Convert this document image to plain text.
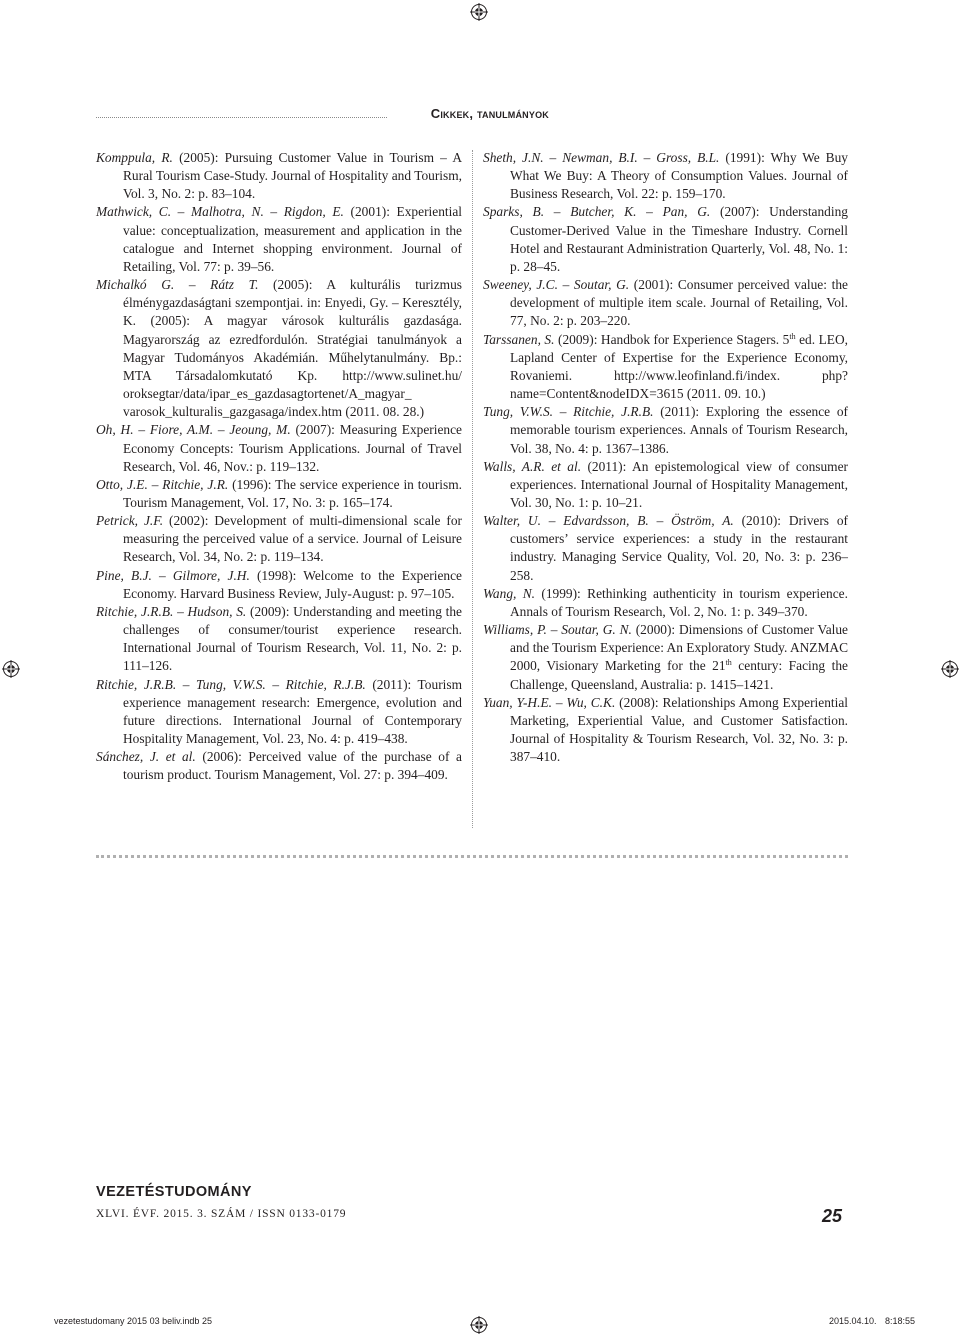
Cikkek, tanulmányok

Komppula, R. (2005): Pursuing Customer Value in Tourism – A Rural Tourism Case-Study. Journal of Hospitality and Tourism, Vol. 3, No. 2: p. 83–104.

Mathwick, C. – Malhotra, N. – Rigdon, E. (2001): Experiential value: conceptualization, measurement and application in the catalogue and Internet shopping environment. Journal of Retailing, Vol. 77: p. 39–56.

Michalkó G. – Rátz T. (2005): A kulturális turizmus élménygazdaságtani szempontjai. in: Enyedi, Gy. – Keresztély, K. (2005): A magyar városok kulturális gazdasága. Magyarország az ezredfordulón. Stratégiai tanulmányok a Magyar Tudományos Akadémián. Műhelytanulmány. Bp.: MTA Társadalomkutató Kp. http://www.sulinet.hu/ oroksegtar/data/ipar_es_gazdasagtortenet/A_magyar_ varosok_kulturalis_gazgasaga/index.htm (2011. 08. 28.)

Oh, H. – Fiore, A.M. – Jeoung, M. (2007): Measuring Experience Economy Concepts: Tourism Applications. Journal of Travel Research, Vol. 46, Nov.: p. 119–132.

Otto, J.E. – Ritchie, J.R. (1996): The service experience in tourism. Tourism Management, Vol. 17, No. 3: p. 165–174.

Petrick, J.F. (2002): Development of multi-dimensional scale for measuring the perceived value of a service. Journal of Leisure Research, Vol. 34, No. 2: p. 119–134.

Pine, B.J. – Gilmore, J.H. (1998): Welcome to the Experience Economy. Harvard Business Review, July-August: p. 97–105.

Ritchie, J.R.B. – Hudson, S. (2009): Understanding and meeting the challenges of consumer/tourist experience research. International Journal of Tourism Research, Vol. 11, No. 2: p. 111–126.

Ritchie, J.R.B. – Tung, V.W.S. – Ritchie, R.J.B. (2011): Tourism experience management research: Emergence, evolution and future directions. International Journal of Contemporary Hospitality Management, Vol. 23, No. 4: p. 419–438.

Sánchez, J. et al. (2006): Perceived value of the purchase of a tourism product. Tourism Management, Vol. 27: p. 394–409.

Sheth, J.N. – Newman, B.I. – Gross, B.L. (1991): Why We Buy What We Buy: A Theory of Consumption Values. Journal of Business Research, Vol. 22: p. 159–170.

Sparks, B. – Butcher, K. – Pan, G. (2007): Understanding Customer-Derived Value in the Timeshare Industry. Cornell Hotel and Restaurant Administration Quarterly, Vol. 48, No. 1: p. 28–45.

Sweeney, J.C. – Soutar, G. (2001): Consumer perceived value: the development of multiple item scale. Journal of Retailing, Vol. 77, No. 2: p. 203–220.

Tarssanen, S. (2009): Handbok for Experience Stagers. 5th ed. LEO, Lapland Center of Expertise for the Experience Economy, Rovaniemi. http://www.leofinland.fi/index. php?name=Content&nodeIDX=3615 (2011. 09. 10.)

Tung, V.W.S. – Ritchie, J.R.B. (2011): Exploring the essence of memorable tourism experiences. Annals of Tourism Research, Vol. 38, No. 4: p. 1367–1386.

Walls, A.R. et al. (2011): An epistemological view of consumer experiences. International Journal of Hospitality Management, Vol. 30, No. 1: p. 10–21.

Walter, U. – Edvardsson, B. – Öström, A. (2010): Drivers of customers’ service experiences: a study in the restaurant industry. Managing Service Quality, Vol. 20, No. 3: p. 236–258.

Wang, N. (1999): Rethinking authenticity in tourism experience. Annals of Tourism Research, Vol. 2, No. 1: p. 349–370.

Williams, P. – Soutar, G. N. (2000): Dimensions of Customer Value and the Tourism Experience: An Exploratory Study. ANZMAC 2000, Visionary Marketing for the 21th century: Facing the Challenge, Queensland, Australia: p. 1415–1421.

Yuan, Y-H.E. – Wu, C.K. (2008): Relationships Among Experiential Marketing, Experiential Value, and Customer Satisfaction. Journal of Hospitality & Tourism Research, Vol. 32, No. 3: p. 387–410.

VEZETÉSTUDOMÁNY
XLVI. ÉVF. 2015. 3. SZÁM / ISSN 0133-0179	25
vezetestudomany 2015 03 beliv.indb 25	2015.04.10. 8:18:55
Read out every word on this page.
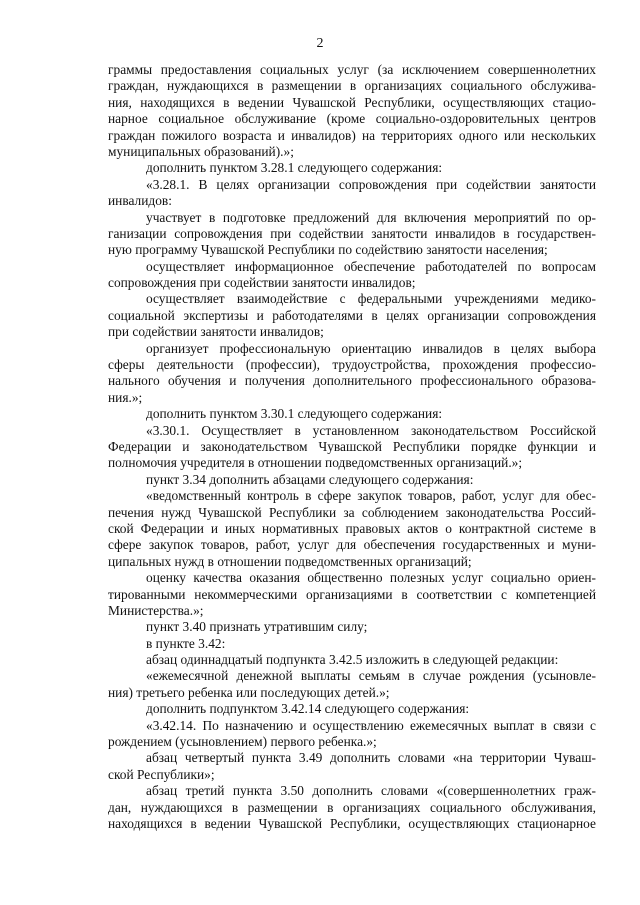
2
граммы предоставления социальных услуг (за исключением совершеннолетних
граждан, нуждающихся в размещении в организациях социального обслужива-
ния, находящихся в ведении Чувашской Республики, осуществляющих стацио-
нарное социальное обслуживание (кроме социально-оздоровительных центров
граждан пожилого возраста и инвалидов) на территориях одного или нескольких
муниципальных образований).»;
дополнить пунктом 3.28.1 следующего содержания:
«3.28.1. В целях организации сопровождения при содействии занятости
инвалидов:
участвует в подготовке предложений для включения мероприятий по ор-
ганизации сопровождения при содействии занятости инвалидов в государствен-
ную программу Чувашской Республики по содействию занятости населения;
осуществляет информационное обеспечение работодателей по вопросам
сопровождения при содействии занятости инвалидов;
осуществляет взаимодействие с федеральными учреждениями медико-
социальной экспертизы и работодателями в целях организации сопровождения
при содействии занятости инвалидов;
организует профессиональную ориентацию инвалидов в целях выбора
сферы деятельности (профессии), трудоустройства, прохождения профессио-
нального обучения и получения дополнительного профессионального образова-
ния.»;
дополнить пунктом 3.30.1 следующего содержания:
«3.30.1. Осуществляет в установленном законодательством Российской
Федерации и законодательством Чувашской Республики порядке функции и
полномочия учредителя в отношении подведомственных организаций.»;
пункт 3.34 дополнить абзацами следующего содержания:
«ведомственный контроль в сфере закупок товаров, работ, услуг для обес-
печения нужд Чувашской Республики за соблюдением законодательства Россий-
ской Федерации и иных нормативных правовых актов о контрактной системе в
сфере закупок товаров, работ, услуг для обеспечения государственных и муни-
ципальных нужд в отношении подведомственных организаций;
оценку качества оказания общественно полезных услуг социально ориен-
тированными некоммерческими организациями в соответствии с компетенцией
Министерства.»;
пункт 3.40 признать утратившим силу;
в пункте 3.42:
абзац одиннадцатый подпункта 3.42.5 изложить в следующей редакции:
«ежемесячной денежной выплаты семьям в случае рождения (усыновле-
ния) третьего ребенка или последующих детей.»;
дополнить подпунктом 3.42.14 следующего содержания:
«3.42.14. По назначению и осуществлению ежемесячных выплат в связи с
рождением (усыновлением) первого ребенка.»;
абзац четвертый пункта 3.49 дополнить словами «на территории Чуваш-
ской Республики»;
абзац третий пункта 3.50 дополнить словами «(совершеннолетних граж-
дан, нуждающихся в размещении в организациях социального обслуживания,
находящихся в ведении Чувашской Республики, осуществляющих стационарное
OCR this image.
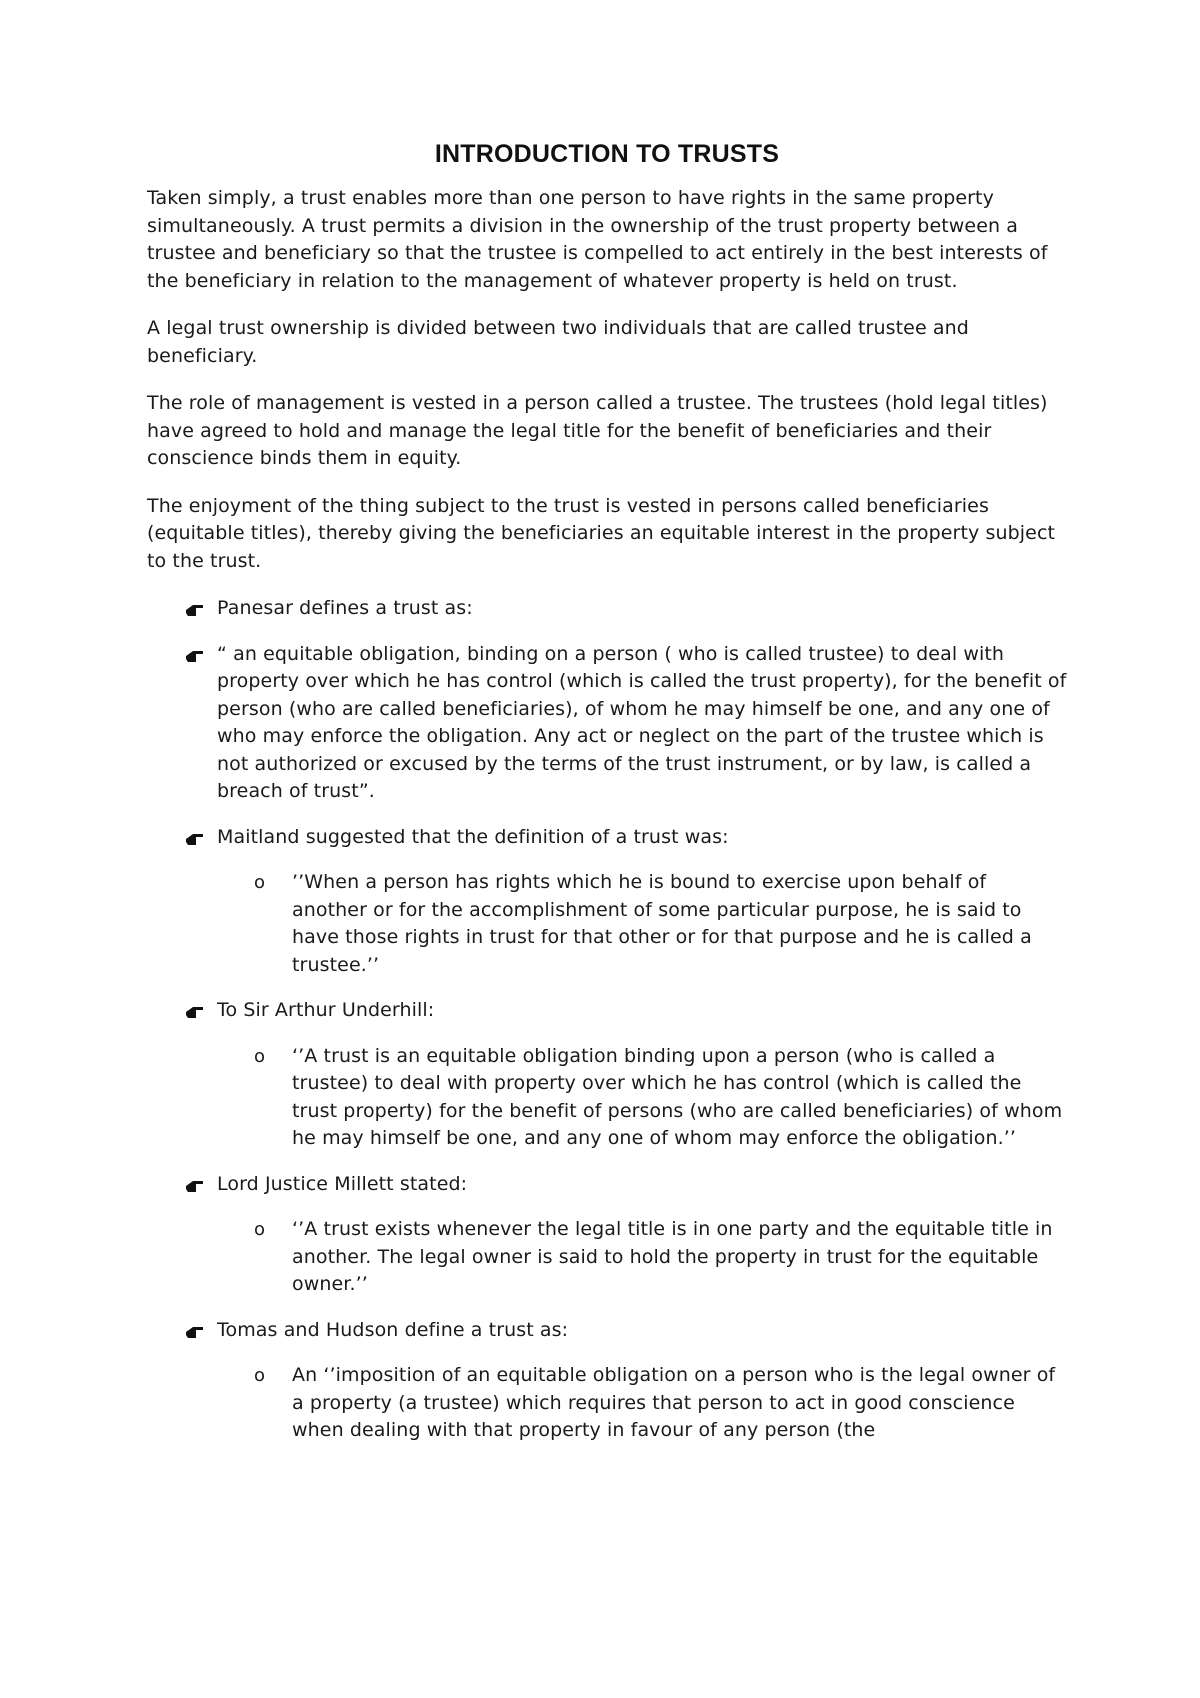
INTRODUCTION TO TRUSTS

Taken simply, a trust enables more than one person to have rights in the same property simultaneously. A trust permits a division in the ownership of the trust property between a trustee and beneficiary so that the trustee is compelled to act entirely in the best interests of the beneficiary in relation to the management of whatever property is held on trust.

A legal trust ownership is divided between two individuals that are called trustee and beneficiary.

The role of management is vested in a person called a trustee. The trustees (hold legal titles) have agreed to hold and manage the legal title for the benefit of beneficiaries and their conscience binds them in equity.

The enjoyment of the thing subject to the trust is vested in persons called beneficiaries (equitable titles), thereby giving the beneficiaries an equitable interest in the property subject to the trust.

Panesar defines a trust as:
“ an equitable obligation, binding on a person ( who is called trustee) to deal with property over which he has control (which is called the trust property), for the benefit of person (who are called beneficiaries), of whom he may himself be one, and any one of who may enforce the obligation. Any act or neglect on the part of the trustee which is not authorized or excused by the terms of the trust instrument, or by law, is called a breach of trust”.
Maitland suggested that the definition of a trust was:
o ’’When a person has rights which he is bound to exercise upon behalf of another or for the accomplishment of some particular purpose, he is said to have those rights in trust for that other or for that purpose and he is called a trustee.’’
To Sir Arthur Underhill:
o ‘’A trust is an equitable obligation binding upon a person (who is called a trustee) to deal with property over which he has control (which is called the trust property) for the benefit of persons (who are called beneficiaries) of whom he may himself be one, and any one of whom may enforce the obligation.’’
Lord Justice Millett stated:
o ‘’A trust exists whenever the legal title is in one party and the equitable title in another. The legal owner is said to hold the property in trust for the equitable owner.’’
Tomas and Hudson define a trust as:
o An ‘’imposition of an equitable obligation on a person who is the legal owner of a property (a trustee) which requires that person to act in good conscience when dealing with that property in favour of any person (the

────────────────

Count the lines in the records above that contain the word "организаций", and reply with only that number.

### [Response to this exercise]
2